Dataset items

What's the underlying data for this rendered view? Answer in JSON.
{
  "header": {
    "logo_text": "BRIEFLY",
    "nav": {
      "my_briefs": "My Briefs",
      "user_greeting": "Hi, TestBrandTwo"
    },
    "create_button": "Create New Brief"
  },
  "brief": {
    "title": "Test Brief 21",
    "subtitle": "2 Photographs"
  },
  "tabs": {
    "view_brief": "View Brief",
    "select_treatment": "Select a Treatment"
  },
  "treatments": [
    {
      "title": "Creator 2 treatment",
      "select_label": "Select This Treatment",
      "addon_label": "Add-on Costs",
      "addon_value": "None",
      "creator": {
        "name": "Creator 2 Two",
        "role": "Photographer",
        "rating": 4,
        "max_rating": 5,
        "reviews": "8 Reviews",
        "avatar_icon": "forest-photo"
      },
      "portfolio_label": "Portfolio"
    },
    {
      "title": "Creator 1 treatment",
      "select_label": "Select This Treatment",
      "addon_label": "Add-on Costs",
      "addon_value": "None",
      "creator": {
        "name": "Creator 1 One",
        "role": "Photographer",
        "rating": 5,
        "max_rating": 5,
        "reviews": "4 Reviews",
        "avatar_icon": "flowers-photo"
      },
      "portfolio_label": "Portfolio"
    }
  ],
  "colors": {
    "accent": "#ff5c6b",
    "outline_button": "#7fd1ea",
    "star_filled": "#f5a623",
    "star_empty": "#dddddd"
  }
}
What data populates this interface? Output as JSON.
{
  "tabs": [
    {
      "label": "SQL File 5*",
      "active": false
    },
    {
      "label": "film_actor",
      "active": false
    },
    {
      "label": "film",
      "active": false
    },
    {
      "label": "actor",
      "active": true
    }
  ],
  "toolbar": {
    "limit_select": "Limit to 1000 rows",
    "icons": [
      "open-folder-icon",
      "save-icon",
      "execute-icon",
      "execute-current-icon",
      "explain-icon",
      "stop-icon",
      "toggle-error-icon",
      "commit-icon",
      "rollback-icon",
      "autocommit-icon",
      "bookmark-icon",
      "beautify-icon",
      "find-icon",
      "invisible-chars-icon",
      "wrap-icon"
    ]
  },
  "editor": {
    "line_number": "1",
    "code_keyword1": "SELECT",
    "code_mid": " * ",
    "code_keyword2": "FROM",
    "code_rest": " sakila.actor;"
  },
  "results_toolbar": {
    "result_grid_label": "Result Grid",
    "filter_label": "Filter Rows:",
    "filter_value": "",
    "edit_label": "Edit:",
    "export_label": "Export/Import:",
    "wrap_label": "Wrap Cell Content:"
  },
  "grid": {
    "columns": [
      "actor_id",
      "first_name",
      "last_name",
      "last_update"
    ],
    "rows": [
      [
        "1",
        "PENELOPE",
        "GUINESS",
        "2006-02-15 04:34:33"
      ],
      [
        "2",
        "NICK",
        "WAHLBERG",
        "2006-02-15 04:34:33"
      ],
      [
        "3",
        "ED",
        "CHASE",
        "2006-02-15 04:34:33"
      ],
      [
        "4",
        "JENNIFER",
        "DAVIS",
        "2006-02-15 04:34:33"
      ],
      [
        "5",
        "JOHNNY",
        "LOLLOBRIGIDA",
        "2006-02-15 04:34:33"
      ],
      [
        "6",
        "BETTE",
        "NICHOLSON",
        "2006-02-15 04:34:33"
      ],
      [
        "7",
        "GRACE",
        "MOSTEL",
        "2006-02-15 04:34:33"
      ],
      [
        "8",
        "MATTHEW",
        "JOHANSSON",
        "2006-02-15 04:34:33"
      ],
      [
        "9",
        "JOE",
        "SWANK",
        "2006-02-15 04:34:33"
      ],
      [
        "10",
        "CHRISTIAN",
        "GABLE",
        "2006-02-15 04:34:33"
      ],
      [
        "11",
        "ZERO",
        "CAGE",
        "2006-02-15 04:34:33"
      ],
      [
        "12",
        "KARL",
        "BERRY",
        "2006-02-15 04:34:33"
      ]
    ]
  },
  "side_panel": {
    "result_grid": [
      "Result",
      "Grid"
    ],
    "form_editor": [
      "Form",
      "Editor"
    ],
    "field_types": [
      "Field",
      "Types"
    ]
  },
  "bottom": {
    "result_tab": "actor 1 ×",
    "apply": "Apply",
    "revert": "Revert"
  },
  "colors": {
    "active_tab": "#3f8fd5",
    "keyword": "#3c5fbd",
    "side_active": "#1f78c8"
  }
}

• [What you should do]: Extract all the material, leaving every line as it is.

• [The answer]:
What's the underlying data for this rendered view? Answer in JSON.
{
  "header": {
    "logo_text": "BRIEFLY",
    "nav": {
      "my_briefs": "My Briefs",
      "user_greeting": "Hi, TestBrandTwo"
    },
    "create_button": "Create New Brief"
  },
  "brief": {
    "title": "Test Brief 21",
    "subtitle": "2 Photographs"
  },
  "tabs": {
    "view_brief": "View Brief",
    "select_treatment": "Select a Treatment"
  },
  "treatments": [
    {
      "title": "Creator 2 treatment",
      "select_label": "Select This Treatment",
      "addon_label": "Add-on Costs",
      "addon_value": "None",
      "creator": {
        "name": "Creator 2 Two",
        "role": "Photographer",
        "rating": 4,
        "max_rating": 5,
        "reviews": "8 Reviews",
        "avatar_icon": "forest-photo"
      },
      "portfolio_label": "Portfolio"
    },
    {
      "title": "Creator 1 treatment",
      "select_label": "Select This Treatment",
      "addon_label": "Add-on Costs",
      "addon_value": "None",
      "creator": {
        "name": "Creator 1 One",
        "role": "Photographer",
        "rating": 5,
        "max_rating": 5,
        "reviews": "4 Reviews",
        "avatar_icon": "flowers-photo"
      },
      "portfolio_label": "Portfolio"
    }
  ],
  "colors": {
    "accent": "#ff5c6b",
    "outline_button": "#7fd1ea",
    "star_filled": "#f5a623",
    "star_empty": "#dddddd"
  }
}
What data populates this interface? Output as JSON.
{
  "tabs": [
    {
      "label": "SQL File 5*",
      "active": false
    },
    {
      "label": "film_actor",
      "active": false
    },
    {
      "label": "film",
      "active": false
    },
    {
      "label": "actor",
      "active": true
    }
  ],
  "toolbar": {
    "limit_select": "Limit to 1000 rows",
    "icons": [
      "open-folder-icon",
      "save-icon",
      "execute-icon",
      "execute-current-icon",
      "explain-icon",
      "stop-icon",
      "toggle-error-icon",
      "commit-icon",
      "rollback-icon",
      "autocommit-icon",
      "bookmark-icon",
      "beautify-icon",
      "find-icon",
      "invisible-chars-icon",
      "wrap-icon"
    ]
  },
  "editor": {
    "line_number": "1",
    "code_keyword1": "SELECT",
    "code_mid": " * ",
    "code_keyword2": "FROM",
    "code_rest": " sakila.actor;"
  },
  "results_toolbar": {
    "result_grid_label": "Result Grid",
    "filter_label": "Filter Rows:",
    "filter_value": "",
    "edit_label": "Edit:",
    "export_label": "Export/Import:",
    "wrap_label": "Wrap Cell Content:"
  },
  "grid": {
    "columns": [
      "actor_id",
      "first_name",
      "last_name",
      "last_update"
    ],
    "rows": [
      [
        "1",
        "PENELOPE",
        "GUINESS",
        "2006-02-15 04:34:33"
      ],
      [
        "2",
        "NICK",
        "WAHLBERG",
        "2006-02-15 04:34:33"
      ],
      [
        "3",
        "ED",
        "CHASE",
        "2006-02-15 04:34:33"
      ],
      [
        "4",
        "JENNIFER",
        "DAVIS",
        "2006-02-15 04:34:33"
      ],
      [
        "5",
        "JOHNNY",
        "LOLLOBRIGIDA",
        "2006-02-15 04:34:33"
      ],
      [
        "6",
        "BETTE",
        "NICHOLSON",
        "2006-02-15 04:34:33"
      ],
      [
        "7",
        "GRACE",
        "MOSTEL",
        "2006-02-15 04:34:33"
      ],
      [
        "8",
        "MATTHEW",
        "JOHANSSON",
        "2006-02-15 04:34:33"
      ],
      [
        "9",
        "JOE",
        "SWANK",
        "2006-02-15 04:34:33"
      ],
      [
        "10",
        "CHRISTIAN",
        "GABLE",
        "2006-02-15 04:34:33"
      ],
      [
        "11",
        "ZERO",
        "CAGE",
        "2006-02-15 04:34:33"
      ],
      [
        "12",
        "KARL",
        "BERRY",
        "2006-02-15 04:34:33"
      ]
    ]
  },
  "side_panel": {
    "result_grid": [
      "Result",
      "Grid"
    ],
    "form_editor": [
      "Form",
      "Editor"
    ],
    "field_types": [
      "Field",
      "Types"
    ]
  },
  "bottom": {
    "result_tab": "actor 1 ×",
    "apply": "Apply",
    "revert": "Revert"
  },
  "colors": {
    "active_tab": "#3f8fd5",
    "keyword": "#3c5fbd",
    "side_active": "#1f78c8"
  }
}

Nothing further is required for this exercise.